WORK REQUIRED
Write out exactly the lines running from the line that includes "Give me the" to the end of the data, both ends included, and nothing besides.

Data items

┄┄┄┄┄┄┄┄┄┄

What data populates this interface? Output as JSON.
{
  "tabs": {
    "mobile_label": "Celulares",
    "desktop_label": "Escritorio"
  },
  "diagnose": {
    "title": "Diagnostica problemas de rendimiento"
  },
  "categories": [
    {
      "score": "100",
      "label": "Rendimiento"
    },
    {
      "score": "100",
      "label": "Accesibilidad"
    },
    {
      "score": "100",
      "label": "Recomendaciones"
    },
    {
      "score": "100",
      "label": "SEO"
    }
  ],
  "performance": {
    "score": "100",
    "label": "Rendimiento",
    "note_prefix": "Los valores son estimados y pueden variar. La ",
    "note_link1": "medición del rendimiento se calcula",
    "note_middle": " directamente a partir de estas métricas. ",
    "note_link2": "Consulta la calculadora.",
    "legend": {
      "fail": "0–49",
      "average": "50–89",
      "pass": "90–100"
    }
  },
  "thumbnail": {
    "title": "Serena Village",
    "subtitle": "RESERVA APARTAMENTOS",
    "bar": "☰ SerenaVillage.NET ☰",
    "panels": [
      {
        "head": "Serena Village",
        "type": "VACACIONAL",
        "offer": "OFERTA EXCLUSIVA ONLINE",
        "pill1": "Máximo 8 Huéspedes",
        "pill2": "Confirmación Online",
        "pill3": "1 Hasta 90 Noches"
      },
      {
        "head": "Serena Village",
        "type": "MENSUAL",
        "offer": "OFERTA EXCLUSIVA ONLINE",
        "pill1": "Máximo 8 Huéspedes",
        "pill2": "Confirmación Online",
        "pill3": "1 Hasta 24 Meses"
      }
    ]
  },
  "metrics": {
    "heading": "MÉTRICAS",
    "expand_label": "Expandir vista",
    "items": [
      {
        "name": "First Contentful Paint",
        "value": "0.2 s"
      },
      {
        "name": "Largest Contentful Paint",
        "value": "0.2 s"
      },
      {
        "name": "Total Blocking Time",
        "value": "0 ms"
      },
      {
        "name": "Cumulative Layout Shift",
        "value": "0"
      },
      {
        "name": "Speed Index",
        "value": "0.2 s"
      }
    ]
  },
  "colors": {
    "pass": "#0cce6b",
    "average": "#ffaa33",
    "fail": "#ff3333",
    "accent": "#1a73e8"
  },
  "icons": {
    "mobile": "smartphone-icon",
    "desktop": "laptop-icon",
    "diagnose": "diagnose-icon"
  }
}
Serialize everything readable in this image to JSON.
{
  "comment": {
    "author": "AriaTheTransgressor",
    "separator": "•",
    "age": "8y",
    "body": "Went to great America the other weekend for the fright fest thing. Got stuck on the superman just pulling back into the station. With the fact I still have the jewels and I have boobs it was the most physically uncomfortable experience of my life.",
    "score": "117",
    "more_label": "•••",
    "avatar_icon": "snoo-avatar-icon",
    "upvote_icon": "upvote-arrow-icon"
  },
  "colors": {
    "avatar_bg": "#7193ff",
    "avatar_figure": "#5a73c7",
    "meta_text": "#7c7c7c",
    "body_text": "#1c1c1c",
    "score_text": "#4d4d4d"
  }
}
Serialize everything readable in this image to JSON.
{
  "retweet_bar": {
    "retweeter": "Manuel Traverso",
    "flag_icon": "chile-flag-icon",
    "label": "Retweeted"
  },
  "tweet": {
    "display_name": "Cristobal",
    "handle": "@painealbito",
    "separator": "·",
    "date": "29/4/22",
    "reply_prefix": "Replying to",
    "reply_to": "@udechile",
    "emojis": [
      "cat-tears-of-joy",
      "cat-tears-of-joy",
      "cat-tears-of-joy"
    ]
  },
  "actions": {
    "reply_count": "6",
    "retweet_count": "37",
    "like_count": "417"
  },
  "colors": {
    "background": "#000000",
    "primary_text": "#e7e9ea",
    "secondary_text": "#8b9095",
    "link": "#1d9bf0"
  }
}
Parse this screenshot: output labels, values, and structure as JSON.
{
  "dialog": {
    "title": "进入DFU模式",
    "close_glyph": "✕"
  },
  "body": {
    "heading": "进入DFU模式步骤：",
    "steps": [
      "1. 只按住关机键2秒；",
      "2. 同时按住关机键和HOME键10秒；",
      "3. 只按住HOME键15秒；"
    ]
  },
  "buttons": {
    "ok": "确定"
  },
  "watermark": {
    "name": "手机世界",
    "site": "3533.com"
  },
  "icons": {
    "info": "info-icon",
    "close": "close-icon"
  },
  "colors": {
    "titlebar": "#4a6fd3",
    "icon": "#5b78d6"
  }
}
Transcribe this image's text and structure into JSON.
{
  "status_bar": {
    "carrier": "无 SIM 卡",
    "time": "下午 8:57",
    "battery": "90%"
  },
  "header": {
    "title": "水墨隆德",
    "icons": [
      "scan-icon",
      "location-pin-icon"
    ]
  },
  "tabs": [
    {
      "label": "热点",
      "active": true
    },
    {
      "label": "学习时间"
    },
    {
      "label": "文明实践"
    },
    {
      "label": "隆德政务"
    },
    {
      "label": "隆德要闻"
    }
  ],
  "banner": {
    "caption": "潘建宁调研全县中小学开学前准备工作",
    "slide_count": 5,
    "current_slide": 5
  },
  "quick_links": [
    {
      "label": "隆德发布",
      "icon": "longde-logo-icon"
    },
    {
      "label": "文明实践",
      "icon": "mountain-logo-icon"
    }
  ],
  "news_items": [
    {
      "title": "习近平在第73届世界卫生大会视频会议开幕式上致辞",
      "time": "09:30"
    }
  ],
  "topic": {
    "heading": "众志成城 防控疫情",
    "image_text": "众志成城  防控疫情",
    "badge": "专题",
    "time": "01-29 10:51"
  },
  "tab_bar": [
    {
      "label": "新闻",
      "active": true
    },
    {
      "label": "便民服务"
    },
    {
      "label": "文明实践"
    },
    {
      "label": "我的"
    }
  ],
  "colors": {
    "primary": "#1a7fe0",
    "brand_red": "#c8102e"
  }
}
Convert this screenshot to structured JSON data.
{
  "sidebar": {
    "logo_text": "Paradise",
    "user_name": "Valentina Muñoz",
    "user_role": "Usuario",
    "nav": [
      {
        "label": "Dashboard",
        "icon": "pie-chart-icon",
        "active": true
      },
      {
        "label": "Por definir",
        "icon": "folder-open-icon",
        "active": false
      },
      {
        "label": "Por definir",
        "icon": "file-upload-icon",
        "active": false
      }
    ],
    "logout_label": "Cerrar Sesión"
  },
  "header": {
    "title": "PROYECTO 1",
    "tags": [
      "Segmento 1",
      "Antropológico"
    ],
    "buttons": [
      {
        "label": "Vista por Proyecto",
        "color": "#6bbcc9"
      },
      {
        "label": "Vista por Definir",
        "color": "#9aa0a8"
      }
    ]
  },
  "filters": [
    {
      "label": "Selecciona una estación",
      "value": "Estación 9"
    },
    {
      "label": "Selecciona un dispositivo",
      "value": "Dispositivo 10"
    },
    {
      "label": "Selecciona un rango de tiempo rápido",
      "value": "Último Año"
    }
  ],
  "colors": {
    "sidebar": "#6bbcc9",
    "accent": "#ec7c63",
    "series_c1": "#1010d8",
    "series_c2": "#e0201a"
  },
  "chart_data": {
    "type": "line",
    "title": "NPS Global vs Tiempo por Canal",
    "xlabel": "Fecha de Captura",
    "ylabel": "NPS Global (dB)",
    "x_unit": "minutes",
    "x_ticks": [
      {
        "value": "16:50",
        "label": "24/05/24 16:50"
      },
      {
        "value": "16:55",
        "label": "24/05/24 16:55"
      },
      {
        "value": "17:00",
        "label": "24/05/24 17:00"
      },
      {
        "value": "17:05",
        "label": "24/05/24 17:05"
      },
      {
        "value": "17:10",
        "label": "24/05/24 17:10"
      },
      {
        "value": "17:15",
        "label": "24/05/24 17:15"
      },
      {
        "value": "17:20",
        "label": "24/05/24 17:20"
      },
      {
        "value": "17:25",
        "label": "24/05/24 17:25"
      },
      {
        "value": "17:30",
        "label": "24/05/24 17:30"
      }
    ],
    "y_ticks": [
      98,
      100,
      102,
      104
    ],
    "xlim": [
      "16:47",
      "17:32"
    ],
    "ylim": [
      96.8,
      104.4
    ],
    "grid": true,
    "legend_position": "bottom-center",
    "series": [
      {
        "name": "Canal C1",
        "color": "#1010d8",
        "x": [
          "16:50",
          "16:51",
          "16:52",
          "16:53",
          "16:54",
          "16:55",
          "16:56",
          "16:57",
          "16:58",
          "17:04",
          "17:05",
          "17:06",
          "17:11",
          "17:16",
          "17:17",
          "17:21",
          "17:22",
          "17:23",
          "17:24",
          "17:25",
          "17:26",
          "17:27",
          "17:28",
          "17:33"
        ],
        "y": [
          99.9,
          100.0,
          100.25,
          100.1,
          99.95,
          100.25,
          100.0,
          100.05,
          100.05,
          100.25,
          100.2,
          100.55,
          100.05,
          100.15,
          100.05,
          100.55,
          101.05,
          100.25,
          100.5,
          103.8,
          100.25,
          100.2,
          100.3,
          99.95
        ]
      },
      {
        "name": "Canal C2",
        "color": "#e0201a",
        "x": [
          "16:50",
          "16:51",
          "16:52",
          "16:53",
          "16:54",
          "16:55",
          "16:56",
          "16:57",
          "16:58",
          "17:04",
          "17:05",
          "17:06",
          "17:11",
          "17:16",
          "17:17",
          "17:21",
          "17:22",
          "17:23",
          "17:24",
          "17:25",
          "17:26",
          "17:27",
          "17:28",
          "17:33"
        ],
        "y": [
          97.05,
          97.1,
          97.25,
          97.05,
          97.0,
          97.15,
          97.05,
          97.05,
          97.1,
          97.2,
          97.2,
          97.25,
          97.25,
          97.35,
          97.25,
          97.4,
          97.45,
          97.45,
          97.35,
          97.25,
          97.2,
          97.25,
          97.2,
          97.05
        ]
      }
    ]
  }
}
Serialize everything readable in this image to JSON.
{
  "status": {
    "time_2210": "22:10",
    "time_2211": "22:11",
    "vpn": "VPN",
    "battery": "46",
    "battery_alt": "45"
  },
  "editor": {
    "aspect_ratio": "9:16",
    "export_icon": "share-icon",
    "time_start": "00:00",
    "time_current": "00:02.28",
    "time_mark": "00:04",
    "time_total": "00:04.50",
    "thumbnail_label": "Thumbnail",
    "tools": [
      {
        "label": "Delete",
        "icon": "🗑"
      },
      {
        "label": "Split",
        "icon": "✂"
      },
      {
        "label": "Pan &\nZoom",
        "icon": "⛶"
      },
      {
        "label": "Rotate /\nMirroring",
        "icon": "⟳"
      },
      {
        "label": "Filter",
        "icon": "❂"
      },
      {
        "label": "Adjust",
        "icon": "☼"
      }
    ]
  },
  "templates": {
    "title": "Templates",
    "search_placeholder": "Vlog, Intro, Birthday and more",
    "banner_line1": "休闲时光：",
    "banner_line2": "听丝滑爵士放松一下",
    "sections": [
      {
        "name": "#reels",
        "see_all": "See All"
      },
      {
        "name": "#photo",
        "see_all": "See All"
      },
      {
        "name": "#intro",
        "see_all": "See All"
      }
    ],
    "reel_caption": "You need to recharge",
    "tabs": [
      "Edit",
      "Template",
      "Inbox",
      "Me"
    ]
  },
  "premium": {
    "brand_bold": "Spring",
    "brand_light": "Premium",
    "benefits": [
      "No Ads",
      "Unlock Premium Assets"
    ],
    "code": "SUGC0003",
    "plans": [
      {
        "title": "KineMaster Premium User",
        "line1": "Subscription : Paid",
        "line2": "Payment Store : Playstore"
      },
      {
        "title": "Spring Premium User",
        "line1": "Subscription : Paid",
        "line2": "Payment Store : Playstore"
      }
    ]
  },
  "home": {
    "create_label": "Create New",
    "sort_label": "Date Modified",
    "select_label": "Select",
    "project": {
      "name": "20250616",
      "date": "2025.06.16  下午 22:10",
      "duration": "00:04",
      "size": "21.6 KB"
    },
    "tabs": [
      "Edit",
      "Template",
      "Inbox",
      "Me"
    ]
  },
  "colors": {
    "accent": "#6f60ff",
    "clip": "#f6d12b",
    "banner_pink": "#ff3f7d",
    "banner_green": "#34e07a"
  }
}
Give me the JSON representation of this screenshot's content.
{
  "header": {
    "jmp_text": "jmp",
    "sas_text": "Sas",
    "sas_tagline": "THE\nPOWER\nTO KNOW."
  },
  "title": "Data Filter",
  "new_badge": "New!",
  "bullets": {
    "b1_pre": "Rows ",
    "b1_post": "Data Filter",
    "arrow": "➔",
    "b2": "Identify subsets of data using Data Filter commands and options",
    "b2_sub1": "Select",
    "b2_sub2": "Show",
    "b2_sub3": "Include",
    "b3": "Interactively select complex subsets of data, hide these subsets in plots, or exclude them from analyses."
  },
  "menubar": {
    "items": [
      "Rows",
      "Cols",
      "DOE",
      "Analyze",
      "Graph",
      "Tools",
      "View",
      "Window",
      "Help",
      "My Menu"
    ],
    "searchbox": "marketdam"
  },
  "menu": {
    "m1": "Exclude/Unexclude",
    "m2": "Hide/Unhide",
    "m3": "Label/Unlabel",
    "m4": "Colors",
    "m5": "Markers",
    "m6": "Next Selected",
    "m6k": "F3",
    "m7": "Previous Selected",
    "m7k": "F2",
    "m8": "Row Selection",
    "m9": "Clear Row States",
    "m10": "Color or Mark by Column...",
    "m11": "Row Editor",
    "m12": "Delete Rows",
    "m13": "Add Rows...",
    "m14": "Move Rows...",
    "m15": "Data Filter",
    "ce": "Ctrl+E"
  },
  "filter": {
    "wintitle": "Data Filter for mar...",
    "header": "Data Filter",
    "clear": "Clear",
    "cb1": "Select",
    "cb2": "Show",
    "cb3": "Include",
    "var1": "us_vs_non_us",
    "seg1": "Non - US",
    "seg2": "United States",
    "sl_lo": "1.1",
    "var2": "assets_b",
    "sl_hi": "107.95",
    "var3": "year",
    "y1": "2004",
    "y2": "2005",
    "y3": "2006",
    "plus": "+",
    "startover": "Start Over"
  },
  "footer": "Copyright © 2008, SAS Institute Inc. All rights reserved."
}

┄┄┄┄┄┄┄┄┄┄

SOLUTION TO THE PROBLEM
Give me the JSON representation of this screenshot's content.
{
  "header": {
    "jmp_text": "jmp",
    "sas_text": "Sas",
    "sas_tagline": "THE\nPOWER\nTO KNOW."
  },
  "title": "Data Filter",
  "new_badge": "New!",
  "bullets": {
    "b1_pre": "Rows ",
    "b1_post": "Data Filter",
    "arrow": "➔",
    "b2": "Identify subsets of data using Data Filter commands and options",
    "b2_sub1": "Select",
    "b2_sub2": "Show",
    "b2_sub3": "Include",
    "b3": "Interactively select complex subsets of data, hide these subsets in plots, or exclude them from analyses."
  },
  "menubar": {
    "items": [
      "Rows",
      "Cols",
      "DOE",
      "Analyze",
      "Graph",
      "Tools",
      "View",
      "Window",
      "Help",
      "My Menu"
    ],
    "searchbox": "marketdam"
  },
  "menu": {
    "m1": "Exclude/Unexclude",
    "m2": "Hide/Unhide",
    "m3": "Label/Unlabel",
    "m4": "Colors",
    "m5": "Markers",
    "m6": "Next Selected",
    "m6k": "F3",
    "m7": "Previous Selected",
    "m7k": "F2",
    "m8": "Row Selection",
    "m9": "Clear Row States",
    "m10": "Color or Mark by Column...",
    "m11": "Row Editor",
    "m12": "Delete Rows",
    "m13": "Add Rows...",
    "m14": "Move Rows...",
    "m15": "Data Filter",
    "ce": "Ctrl+E"
  },
  "filter": {
    "wintitle": "Data Filter for mar...",
    "header": "Data Filter",
    "clear": "Clear",
    "cb1": "Select",
    "cb2": "Show",
    "cb3": "Include",
    "var1": "us_vs_non_us",
    "seg1": "Non - US",
    "seg2": "United States",
    "sl_lo": "1.1",
    "var2": "assets_b",
    "sl_hi": "107.95",
    "var3": "year",
    "y1": "2004",
    "y2": "2005",
    "y3": "2006",
    "plus": "+",
    "startover": "Start Over"
  },
  "footer": "Copyright © 2008, SAS Institute Inc. All rights reserved."
}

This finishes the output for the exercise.